§ Directions
Every record must be written out once more, with nothing added or omitted.

§ Recorded information
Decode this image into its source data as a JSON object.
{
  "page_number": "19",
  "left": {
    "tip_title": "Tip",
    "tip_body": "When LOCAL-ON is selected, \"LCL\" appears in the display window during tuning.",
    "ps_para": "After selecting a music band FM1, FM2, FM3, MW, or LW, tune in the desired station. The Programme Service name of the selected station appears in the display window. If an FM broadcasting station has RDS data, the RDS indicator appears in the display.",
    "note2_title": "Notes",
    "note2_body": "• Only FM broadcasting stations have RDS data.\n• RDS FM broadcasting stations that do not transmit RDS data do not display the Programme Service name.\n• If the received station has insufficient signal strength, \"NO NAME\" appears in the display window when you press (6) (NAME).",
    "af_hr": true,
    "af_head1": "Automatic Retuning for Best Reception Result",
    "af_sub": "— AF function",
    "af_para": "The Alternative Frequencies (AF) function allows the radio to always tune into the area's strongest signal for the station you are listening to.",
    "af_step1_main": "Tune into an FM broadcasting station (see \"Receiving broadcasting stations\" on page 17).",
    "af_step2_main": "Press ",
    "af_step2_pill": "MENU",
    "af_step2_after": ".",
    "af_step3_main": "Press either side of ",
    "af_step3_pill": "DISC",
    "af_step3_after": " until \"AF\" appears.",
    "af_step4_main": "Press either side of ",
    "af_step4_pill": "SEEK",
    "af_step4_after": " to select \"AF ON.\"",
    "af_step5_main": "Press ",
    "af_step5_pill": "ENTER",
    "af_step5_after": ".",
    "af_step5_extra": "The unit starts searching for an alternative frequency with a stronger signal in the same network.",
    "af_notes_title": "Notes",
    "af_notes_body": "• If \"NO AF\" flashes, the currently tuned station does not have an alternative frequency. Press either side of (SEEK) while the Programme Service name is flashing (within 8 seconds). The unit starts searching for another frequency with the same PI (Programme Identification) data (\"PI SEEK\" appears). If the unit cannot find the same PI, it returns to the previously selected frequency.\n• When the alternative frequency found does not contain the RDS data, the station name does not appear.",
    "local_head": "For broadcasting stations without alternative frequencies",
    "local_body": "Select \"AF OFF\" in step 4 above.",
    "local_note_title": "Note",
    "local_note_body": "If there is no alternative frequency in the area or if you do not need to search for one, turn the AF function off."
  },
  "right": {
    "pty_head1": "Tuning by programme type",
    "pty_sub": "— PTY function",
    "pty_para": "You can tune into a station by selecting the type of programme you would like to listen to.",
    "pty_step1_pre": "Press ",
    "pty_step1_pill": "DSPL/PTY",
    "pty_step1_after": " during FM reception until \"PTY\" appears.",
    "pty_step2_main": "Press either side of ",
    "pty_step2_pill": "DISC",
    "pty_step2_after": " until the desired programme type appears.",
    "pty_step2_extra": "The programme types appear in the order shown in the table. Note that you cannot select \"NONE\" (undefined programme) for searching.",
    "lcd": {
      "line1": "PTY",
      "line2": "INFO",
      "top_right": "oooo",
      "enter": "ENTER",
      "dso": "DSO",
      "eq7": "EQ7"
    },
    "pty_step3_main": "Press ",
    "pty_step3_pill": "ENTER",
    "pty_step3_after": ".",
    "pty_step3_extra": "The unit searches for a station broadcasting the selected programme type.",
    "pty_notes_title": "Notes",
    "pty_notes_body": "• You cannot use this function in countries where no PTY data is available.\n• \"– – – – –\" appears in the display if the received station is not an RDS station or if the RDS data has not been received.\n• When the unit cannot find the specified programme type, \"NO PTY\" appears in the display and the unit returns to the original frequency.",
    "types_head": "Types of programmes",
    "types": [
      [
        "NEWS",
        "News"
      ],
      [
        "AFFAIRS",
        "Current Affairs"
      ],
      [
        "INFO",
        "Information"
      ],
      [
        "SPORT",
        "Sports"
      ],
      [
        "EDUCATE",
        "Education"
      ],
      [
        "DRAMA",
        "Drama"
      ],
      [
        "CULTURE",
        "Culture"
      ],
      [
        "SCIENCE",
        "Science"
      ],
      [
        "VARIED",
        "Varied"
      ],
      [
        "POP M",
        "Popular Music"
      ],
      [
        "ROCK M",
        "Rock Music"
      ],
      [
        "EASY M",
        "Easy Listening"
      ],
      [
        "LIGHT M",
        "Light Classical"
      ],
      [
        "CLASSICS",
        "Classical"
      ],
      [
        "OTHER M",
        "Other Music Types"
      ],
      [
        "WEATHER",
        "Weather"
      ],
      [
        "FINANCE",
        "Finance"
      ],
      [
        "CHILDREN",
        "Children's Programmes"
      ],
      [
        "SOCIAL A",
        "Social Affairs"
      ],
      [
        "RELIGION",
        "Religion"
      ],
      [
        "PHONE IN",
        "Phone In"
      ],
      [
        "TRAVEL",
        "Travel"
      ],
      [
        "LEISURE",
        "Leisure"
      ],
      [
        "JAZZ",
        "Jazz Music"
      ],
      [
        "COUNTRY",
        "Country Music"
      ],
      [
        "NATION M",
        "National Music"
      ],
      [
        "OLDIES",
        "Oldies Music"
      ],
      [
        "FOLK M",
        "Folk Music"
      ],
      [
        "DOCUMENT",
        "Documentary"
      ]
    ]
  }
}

§ Result of this exercise
Decode this image into its source data as a JSON object.
{
  "page_number": "19",
  "left": {
    "tip_title": "Tip",
    "tip_body": "When LOCAL-ON is selected, \"LCL\" appears in the display window during tuning.",
    "ps_para": "After selecting a music band FM1, FM2, FM3, MW, or LW, tune in the desired station. The Programme Service name of the selected station appears in the display window. If an FM broadcasting station has RDS data, the RDS indicator appears in the display.",
    "note2_title": "Notes",
    "note2_body": "• Only FM broadcasting stations have RDS data.\n• RDS FM broadcasting stations that do not transmit RDS data do not display the Programme Service name.\n• If the received station has insufficient signal strength, \"NO NAME\" appears in the display window when you press (6) (NAME).",
    "af_hr": true,
    "af_head1": "Automatic Retuning for Best Reception Result",
    "af_sub": "— AF function",
    "af_para": "The Alternative Frequencies (AF) function allows the radio to always tune into the area's strongest signal for the station you are listening to.",
    "af_step1_main": "Tune into an FM broadcasting station (see \"Receiving broadcasting stations\" on page 17).",
    "af_step2_main": "Press ",
    "af_step2_pill": "MENU",
    "af_step2_after": ".",
    "af_step3_main": "Press either side of ",
    "af_step3_pill": "DISC",
    "af_step3_after": " until \"AF\" appears.",
    "af_step4_main": "Press either side of ",
    "af_step4_pill": "SEEK",
    "af_step4_after": " to select \"AF ON.\"",
    "af_step5_main": "Press ",
    "af_step5_pill": "ENTER",
    "af_step5_after": ".",
    "af_step5_extra": "The unit starts searching for an alternative frequency with a stronger signal in the same network.",
    "af_notes_title": "Notes",
    "af_notes_body": "• If \"NO AF\" flashes, the currently tuned station does not have an alternative frequency. Press either side of (SEEK) while the Programme Service name is flashing (within 8 seconds). The unit starts searching for another frequency with the same PI (Programme Identification) data (\"PI SEEK\" appears). If the unit cannot find the same PI, it returns to the previously selected frequency.\n• When the alternative frequency found does not contain the RDS data, the station name does not appear.",
    "local_head": "For broadcasting stations without alternative frequencies",
    "local_body": "Select \"AF OFF\" in step 4 above.",
    "local_note_title": "Note",
    "local_note_body": "If there is no alternative frequency in the area or if you do not need to search for one, turn the AF function off."
  },
  "right": {
    "pty_head1": "Tuning by programme type",
    "pty_sub": "— PTY function",
    "pty_para": "You can tune into a station by selecting the type of programme you would like to listen to.",
    "pty_step1_pre": "Press ",
    "pty_step1_pill": "DSPL/PTY",
    "pty_step1_after": " during FM reception until \"PTY\" appears.",
    "pty_step2_main": "Press either side of ",
    "pty_step2_pill": "DISC",
    "pty_step2_after": " until the desired programme type appears.",
    "pty_step2_extra": "The programme types appear in the order shown in the table. Note that you cannot select \"NONE\" (undefined programme) for searching.",
    "lcd": {
      "line1": "PTY",
      "line2": "INFO",
      "top_right": "oooo",
      "enter": "ENTER",
      "dso": "DSO",
      "eq7": "EQ7"
    },
    "pty_step3_main": "Press ",
    "pty_step3_pill": "ENTER",
    "pty_step3_after": ".",
    "pty_step3_extra": "The unit searches for a station broadcasting the selected programme type.",
    "pty_notes_title": "Notes",
    "pty_notes_body": "• You cannot use this function in countries where no PTY data is available.\n• \"– – – – –\" appears in the display if the received station is not an RDS station or if the RDS data has not been received.\n• When the unit cannot find the specified programme type, \"NO PTY\" appears in the display and the unit returns to the original frequency.",
    "types_head": "Types of programmes",
    "types": [
      [
        "NEWS",
        "News"
      ],
      [
        "AFFAIRS",
        "Current Affairs"
      ],
      [
        "INFO",
        "Information"
      ],
      [
        "SPORT",
        "Sports"
      ],
      [
        "EDUCATE",
        "Education"
      ],
      [
        "DRAMA",
        "Drama"
      ],
      [
        "CULTURE",
        "Culture"
      ],
      [
        "SCIENCE",
        "Science"
      ],
      [
        "VARIED",
        "Varied"
      ],
      [
        "POP M",
        "Popular Music"
      ],
      [
        "ROCK M",
        "Rock Music"
      ],
      [
        "EASY M",
        "Easy Listening"
      ],
      [
        "LIGHT M",
        "Light Classical"
      ],
      [
        "CLASSICS",
        "Classical"
      ],
      [
        "OTHER M",
        "Other Music Types"
      ],
      [
        "WEATHER",
        "Weather"
      ],
      [
        "FINANCE",
        "Finance"
      ],
      [
        "CHILDREN",
        "Children's Programmes"
      ],
      [
        "SOCIAL A",
        "Social Affairs"
      ],
      [
        "RELIGION",
        "Religion"
      ],
      [
        "PHONE IN",
        "Phone In"
      ],
      [
        "TRAVEL",
        "Travel"
      ],
      [
        "LEISURE",
        "Leisure"
      ],
      [
        "JAZZ",
        "Jazz Music"
      ],
      [
        "COUNTRY",
        "Country Music"
      ],
      [
        "NATION M",
        "National Music"
      ],
      [
        "OLDIES",
        "Oldies Music"
      ],
      [
        "FOLK M",
        "Folk Music"
      ],
      [
        "DOCUMENT",
        "Documentary"
      ]
    ]
  }
}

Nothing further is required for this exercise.